Saved entries
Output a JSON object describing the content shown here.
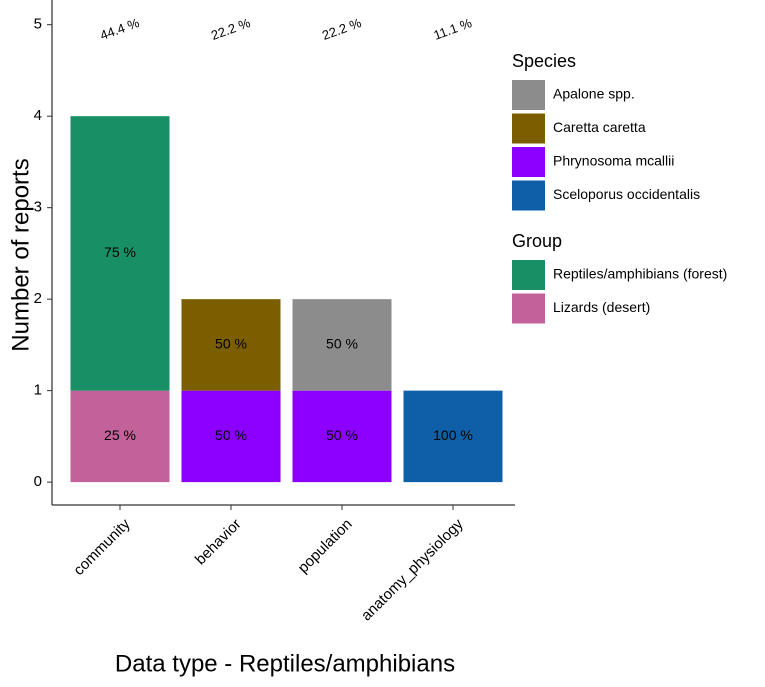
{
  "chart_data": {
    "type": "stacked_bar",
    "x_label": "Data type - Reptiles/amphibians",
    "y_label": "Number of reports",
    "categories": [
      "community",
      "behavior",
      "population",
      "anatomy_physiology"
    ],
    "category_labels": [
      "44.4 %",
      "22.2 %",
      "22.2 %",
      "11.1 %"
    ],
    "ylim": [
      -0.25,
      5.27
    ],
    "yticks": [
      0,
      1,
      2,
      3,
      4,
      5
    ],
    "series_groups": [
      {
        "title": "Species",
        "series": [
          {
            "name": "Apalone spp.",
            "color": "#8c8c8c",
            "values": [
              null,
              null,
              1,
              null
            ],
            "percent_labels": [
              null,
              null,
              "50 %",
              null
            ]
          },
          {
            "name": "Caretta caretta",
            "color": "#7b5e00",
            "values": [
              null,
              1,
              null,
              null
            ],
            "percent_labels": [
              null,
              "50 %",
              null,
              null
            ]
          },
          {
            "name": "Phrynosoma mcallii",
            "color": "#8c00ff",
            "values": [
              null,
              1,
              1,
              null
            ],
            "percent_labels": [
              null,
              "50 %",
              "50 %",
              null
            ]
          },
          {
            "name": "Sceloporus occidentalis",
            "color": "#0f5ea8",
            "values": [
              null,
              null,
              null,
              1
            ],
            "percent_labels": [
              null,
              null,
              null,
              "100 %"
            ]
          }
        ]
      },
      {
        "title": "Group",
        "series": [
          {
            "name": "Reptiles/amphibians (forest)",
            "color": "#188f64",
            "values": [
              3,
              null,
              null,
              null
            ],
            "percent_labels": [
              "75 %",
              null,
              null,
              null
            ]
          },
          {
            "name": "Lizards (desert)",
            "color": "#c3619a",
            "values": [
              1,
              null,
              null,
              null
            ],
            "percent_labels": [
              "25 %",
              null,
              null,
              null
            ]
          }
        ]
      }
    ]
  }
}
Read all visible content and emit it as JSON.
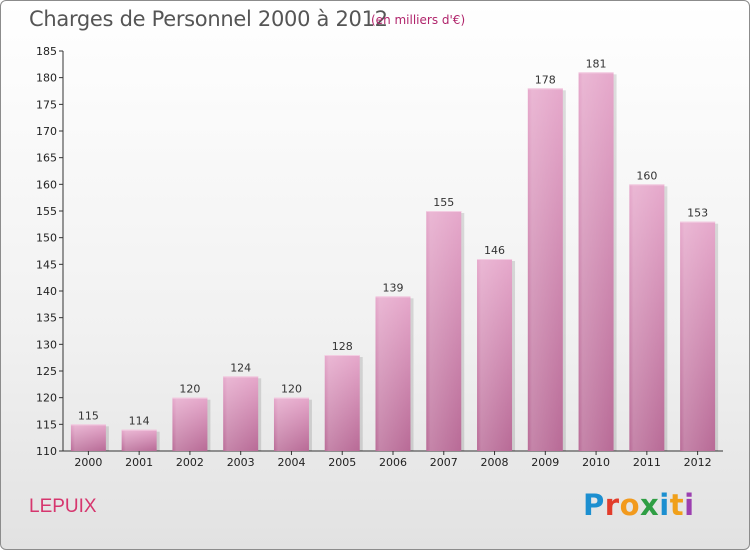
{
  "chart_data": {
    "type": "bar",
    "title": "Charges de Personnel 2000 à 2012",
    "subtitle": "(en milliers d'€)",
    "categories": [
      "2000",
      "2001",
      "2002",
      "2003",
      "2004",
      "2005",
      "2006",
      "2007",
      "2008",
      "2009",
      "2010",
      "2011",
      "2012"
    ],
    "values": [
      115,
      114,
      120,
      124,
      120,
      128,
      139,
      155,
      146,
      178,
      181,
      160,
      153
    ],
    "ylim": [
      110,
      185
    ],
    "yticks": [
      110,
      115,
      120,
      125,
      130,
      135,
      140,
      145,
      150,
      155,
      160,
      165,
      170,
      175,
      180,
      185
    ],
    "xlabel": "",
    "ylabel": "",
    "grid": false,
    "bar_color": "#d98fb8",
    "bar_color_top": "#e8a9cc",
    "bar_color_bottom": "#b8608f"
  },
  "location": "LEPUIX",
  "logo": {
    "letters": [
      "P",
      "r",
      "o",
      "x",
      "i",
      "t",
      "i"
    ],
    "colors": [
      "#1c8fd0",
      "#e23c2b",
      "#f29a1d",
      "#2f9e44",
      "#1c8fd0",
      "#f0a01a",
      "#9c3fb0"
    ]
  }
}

** Work to do **
Repeat the preceding records precisely, and leave every picture out of the copy.

** Reply to the exercise **
Output a JSON object describing the content shown here.
{
  "chart_data": {
    "type": "stacked_bar",
    "x_label": "Data type - Reptiles/amphibians",
    "y_label": "Number of reports",
    "categories": [
      "community",
      "behavior",
      "population",
      "anatomy_physiology"
    ],
    "category_labels": [
      "44.4 %",
      "22.2 %",
      "22.2 %",
      "11.1 %"
    ],
    "ylim": [
      -0.25,
      5.27
    ],
    "yticks": [
      0,
      1,
      2,
      3,
      4,
      5
    ],
    "series_groups": [
      {
        "title": "Species",
        "series": [
          {
            "name": "Apalone spp.",
            "color": "#8c8c8c",
            "values": [
              null,
              null,
              1,
              null
            ],
            "percent_labels": [
              null,
              null,
              "50 %",
              null
            ]
          },
          {
            "name": "Caretta caretta",
            "color": "#7b5e00",
            "values": [
              null,
              1,
              null,
              null
            ],
            "percent_labels": [
              null,
              "50 %",
              null,
              null
            ]
          },
          {
            "name": "Phrynosoma mcallii",
            "color": "#8c00ff",
            "values": [
              null,
              1,
              1,
              null
            ],
            "percent_labels": [
              null,
              "50 %",
              "50 %",
              null
            ]
          },
          {
            "name": "Sceloporus occidentalis",
            "color": "#0f5ea8",
            "values": [
              null,
              null,
              null,
              1
            ],
            "percent_labels": [
              null,
              null,
              null,
              "100 %"
            ]
          }
        ]
      },
      {
        "title": "Group",
        "series": [
          {
            "name": "Reptiles/amphibians (forest)",
            "color": "#188f64",
            "values": [
              3,
              null,
              null,
              null
            ],
            "percent_labels": [
              "75 %",
              null,
              null,
              null
            ]
          },
          {
            "name": "Lizards (desert)",
            "color": "#c3619a",
            "values": [
              1,
              null,
              null,
              null
            ],
            "percent_labels": [
              "25 %",
              null,
              null,
              null
            ]
          }
        ]
      }
    ]
  }
}
Read all visible content and emit it as JSON.
{
  "chart_data": {
    "type": "bar",
    "title": "Charges de Personnel 2000 à 2012",
    "subtitle": "(en milliers d'€)",
    "categories": [
      "2000",
      "2001",
      "2002",
      "2003",
      "2004",
      "2005",
      "2006",
      "2007",
      "2008",
      "2009",
      "2010",
      "2011",
      "2012"
    ],
    "values": [
      115,
      114,
      120,
      124,
      120,
      128,
      139,
      155,
      146,
      178,
      181,
      160,
      153
    ],
    "ylim": [
      110,
      185
    ],
    "yticks": [
      110,
      115,
      120,
      125,
      130,
      135,
      140,
      145,
      150,
      155,
      160,
      165,
      170,
      175,
      180,
      185
    ],
    "xlabel": "",
    "ylabel": "",
    "grid": false,
    "bar_color": "#d98fb8",
    "bar_color_top": "#e8a9cc",
    "bar_color_bottom": "#b8608f"
  },
  "location": "LEPUIX",
  "logo": {
    "letters": [
      "P",
      "r",
      "o",
      "x",
      "i",
      "t",
      "i"
    ],
    "colors": [
      "#1c8fd0",
      "#e23c2b",
      "#f29a1d",
      "#2f9e44",
      "#1c8fd0",
      "#f0a01a",
      "#9c3fb0"
    ]
  }
}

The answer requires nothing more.